What needs to be done:
How many lines in the entries below include the string "icon"? Answer with the number only.

Task inputs:
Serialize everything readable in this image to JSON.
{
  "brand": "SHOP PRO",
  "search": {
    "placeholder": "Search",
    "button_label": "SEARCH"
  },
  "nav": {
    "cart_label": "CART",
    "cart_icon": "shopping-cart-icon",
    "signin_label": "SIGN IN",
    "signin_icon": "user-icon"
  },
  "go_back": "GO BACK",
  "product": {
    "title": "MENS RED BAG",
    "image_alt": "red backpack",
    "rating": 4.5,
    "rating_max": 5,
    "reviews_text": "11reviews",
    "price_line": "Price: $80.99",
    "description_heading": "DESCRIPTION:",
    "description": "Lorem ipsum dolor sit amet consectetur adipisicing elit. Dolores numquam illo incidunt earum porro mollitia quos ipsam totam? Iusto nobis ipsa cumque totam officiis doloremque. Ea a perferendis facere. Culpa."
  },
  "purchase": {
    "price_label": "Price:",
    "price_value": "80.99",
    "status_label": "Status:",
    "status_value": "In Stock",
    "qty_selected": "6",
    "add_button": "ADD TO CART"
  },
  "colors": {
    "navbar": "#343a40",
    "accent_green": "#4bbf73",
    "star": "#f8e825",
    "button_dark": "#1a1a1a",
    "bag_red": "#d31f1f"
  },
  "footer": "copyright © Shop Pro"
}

Result of this exercise:
2